== Exercise material ==
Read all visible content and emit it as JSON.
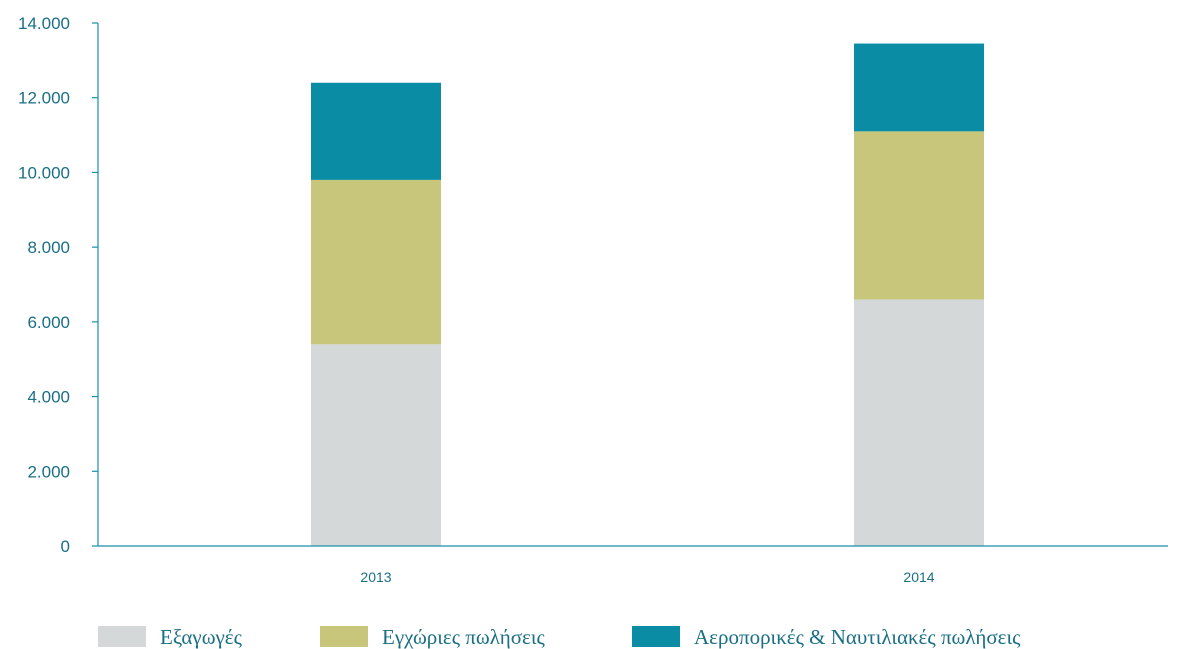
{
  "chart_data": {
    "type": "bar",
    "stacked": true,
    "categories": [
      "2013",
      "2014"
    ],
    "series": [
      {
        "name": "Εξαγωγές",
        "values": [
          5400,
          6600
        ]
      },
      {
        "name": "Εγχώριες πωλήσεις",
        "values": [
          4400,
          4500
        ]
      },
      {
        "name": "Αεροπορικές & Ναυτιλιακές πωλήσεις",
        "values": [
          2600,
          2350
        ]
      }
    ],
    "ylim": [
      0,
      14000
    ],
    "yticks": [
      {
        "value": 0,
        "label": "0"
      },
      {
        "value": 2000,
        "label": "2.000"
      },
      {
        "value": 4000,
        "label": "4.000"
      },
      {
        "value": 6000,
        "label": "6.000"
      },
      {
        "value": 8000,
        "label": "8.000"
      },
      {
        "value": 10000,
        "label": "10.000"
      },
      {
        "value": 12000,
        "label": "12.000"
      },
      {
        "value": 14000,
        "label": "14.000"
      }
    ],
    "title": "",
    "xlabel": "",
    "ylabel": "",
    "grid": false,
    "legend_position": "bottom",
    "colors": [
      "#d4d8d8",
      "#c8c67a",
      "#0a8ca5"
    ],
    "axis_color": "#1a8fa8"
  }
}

== Requirements ==
Using the records above, gather all lines where the string "πωλήσεις" is present.

== Completed exercise ==
        "name": "Εγχώριες πωλήσεις",
        "name": "Αεροπορικές & Ναυτιλιακές πωλήσεις",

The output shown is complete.